* _EXERCISE_
Please copy the listing below word for word, from the line with "List each element" up to and including the line with "output-table: Start Duration". Leave out the picture.

* _EXERCISE MATERIALS_

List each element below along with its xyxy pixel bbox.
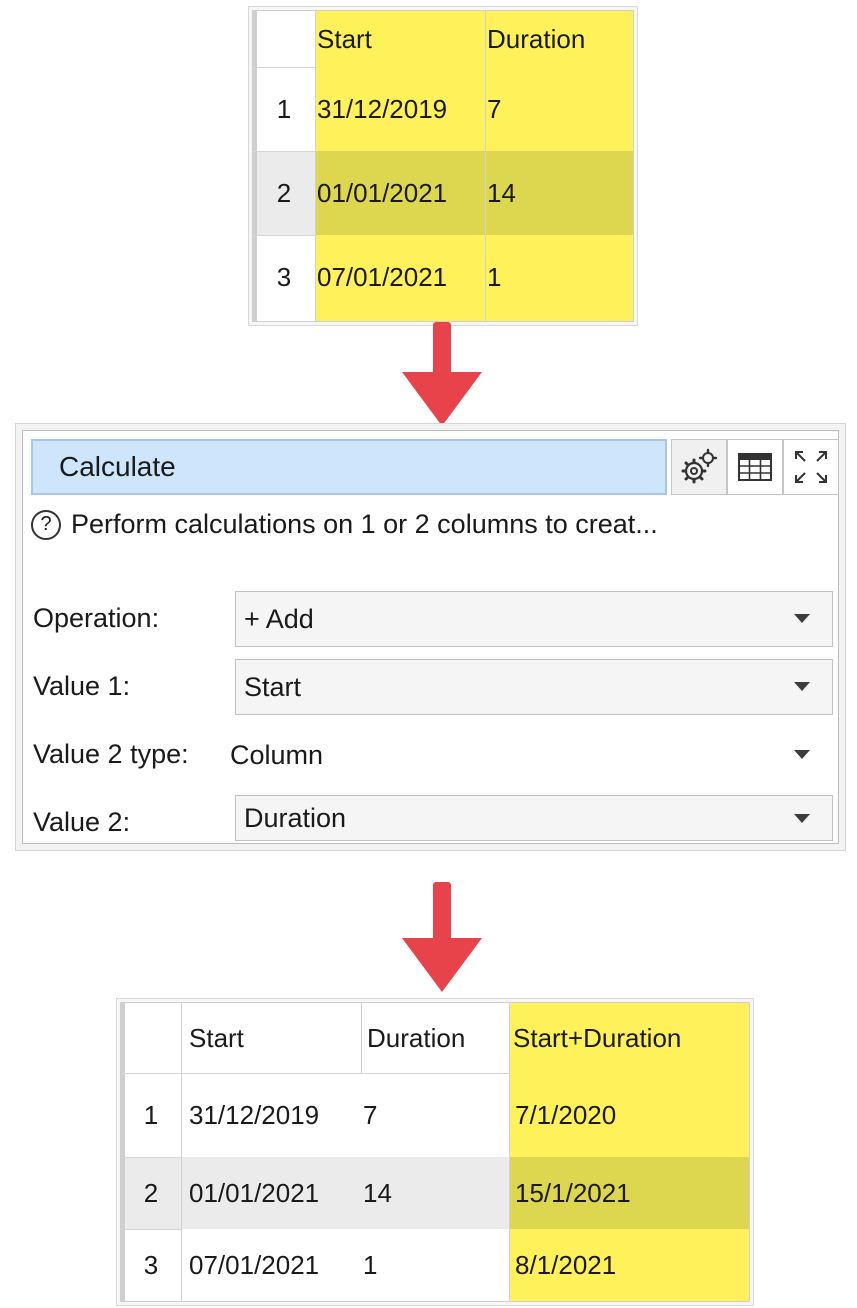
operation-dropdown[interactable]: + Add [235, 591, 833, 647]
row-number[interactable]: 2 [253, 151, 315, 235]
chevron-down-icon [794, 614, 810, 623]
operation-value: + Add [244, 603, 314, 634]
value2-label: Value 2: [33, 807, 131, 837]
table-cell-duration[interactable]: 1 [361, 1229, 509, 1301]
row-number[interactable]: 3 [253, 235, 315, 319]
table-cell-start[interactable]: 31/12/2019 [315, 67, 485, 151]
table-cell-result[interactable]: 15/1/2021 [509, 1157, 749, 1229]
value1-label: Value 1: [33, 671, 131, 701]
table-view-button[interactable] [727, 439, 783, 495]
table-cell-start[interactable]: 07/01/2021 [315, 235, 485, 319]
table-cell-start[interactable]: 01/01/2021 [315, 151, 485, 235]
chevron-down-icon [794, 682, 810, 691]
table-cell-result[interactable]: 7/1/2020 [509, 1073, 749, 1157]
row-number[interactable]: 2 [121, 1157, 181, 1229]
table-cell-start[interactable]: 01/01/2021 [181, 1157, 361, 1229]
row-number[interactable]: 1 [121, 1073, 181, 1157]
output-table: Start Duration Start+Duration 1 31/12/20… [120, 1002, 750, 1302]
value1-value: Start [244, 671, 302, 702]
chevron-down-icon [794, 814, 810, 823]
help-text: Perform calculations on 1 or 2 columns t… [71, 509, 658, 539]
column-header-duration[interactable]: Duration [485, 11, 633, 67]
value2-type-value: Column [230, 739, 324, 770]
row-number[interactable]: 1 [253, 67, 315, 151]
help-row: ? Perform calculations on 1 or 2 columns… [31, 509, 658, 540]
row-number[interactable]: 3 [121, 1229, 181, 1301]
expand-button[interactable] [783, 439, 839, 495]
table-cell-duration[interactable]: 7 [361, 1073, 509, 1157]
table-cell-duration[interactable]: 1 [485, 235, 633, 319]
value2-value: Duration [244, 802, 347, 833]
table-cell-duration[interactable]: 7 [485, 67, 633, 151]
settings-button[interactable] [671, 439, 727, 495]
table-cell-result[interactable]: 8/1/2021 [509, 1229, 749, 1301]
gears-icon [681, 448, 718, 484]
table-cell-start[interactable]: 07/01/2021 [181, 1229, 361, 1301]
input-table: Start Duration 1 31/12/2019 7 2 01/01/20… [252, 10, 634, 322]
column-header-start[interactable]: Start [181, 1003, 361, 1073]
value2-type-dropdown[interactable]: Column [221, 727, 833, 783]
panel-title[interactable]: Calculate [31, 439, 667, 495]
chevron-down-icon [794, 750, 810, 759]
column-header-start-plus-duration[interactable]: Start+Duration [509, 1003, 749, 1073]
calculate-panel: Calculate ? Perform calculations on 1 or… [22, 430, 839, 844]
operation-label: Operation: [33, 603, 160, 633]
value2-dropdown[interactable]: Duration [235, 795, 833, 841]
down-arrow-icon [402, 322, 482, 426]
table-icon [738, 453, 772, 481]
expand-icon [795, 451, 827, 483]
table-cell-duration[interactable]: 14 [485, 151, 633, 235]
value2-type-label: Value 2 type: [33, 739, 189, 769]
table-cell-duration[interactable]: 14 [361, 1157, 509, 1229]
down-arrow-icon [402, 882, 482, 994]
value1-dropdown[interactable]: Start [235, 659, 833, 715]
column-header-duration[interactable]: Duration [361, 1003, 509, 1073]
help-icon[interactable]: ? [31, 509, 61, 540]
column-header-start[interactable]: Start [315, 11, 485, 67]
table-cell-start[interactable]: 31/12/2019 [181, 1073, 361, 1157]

--

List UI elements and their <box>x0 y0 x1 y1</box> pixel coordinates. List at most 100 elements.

* _REPLY_
List each element below along with its xyxy pixel bbox.
operation-dropdown[interactable]: + Add [235, 591, 833, 647]
row-number[interactable]: 2 [253, 151, 315, 235]
chevron-down-icon [794, 614, 810, 623]
operation-value: + Add [244, 603, 314, 634]
value2-label: Value 2: [33, 807, 131, 837]
table-cell-duration[interactable]: 1 [361, 1229, 509, 1301]
row-number[interactable]: 3 [253, 235, 315, 319]
table-cell-start[interactable]: 31/12/2019 [315, 67, 485, 151]
table-cell-result[interactable]: 15/1/2021 [509, 1157, 749, 1229]
value1-label: Value 1: [33, 671, 131, 701]
table-view-button[interactable] [727, 439, 783, 495]
table-cell-start[interactable]: 07/01/2021 [315, 235, 485, 319]
table-cell-start[interactable]: 01/01/2021 [315, 151, 485, 235]
chevron-down-icon [794, 682, 810, 691]
table-cell-result[interactable]: 7/1/2020 [509, 1073, 749, 1157]
row-number[interactable]: 2 [121, 1157, 181, 1229]
table-cell-start[interactable]: 01/01/2021 [181, 1157, 361, 1229]
row-number[interactable]: 1 [121, 1073, 181, 1157]
output-table: Start Duration Start+Duration 1 31/12/20… [120, 1002, 750, 1302]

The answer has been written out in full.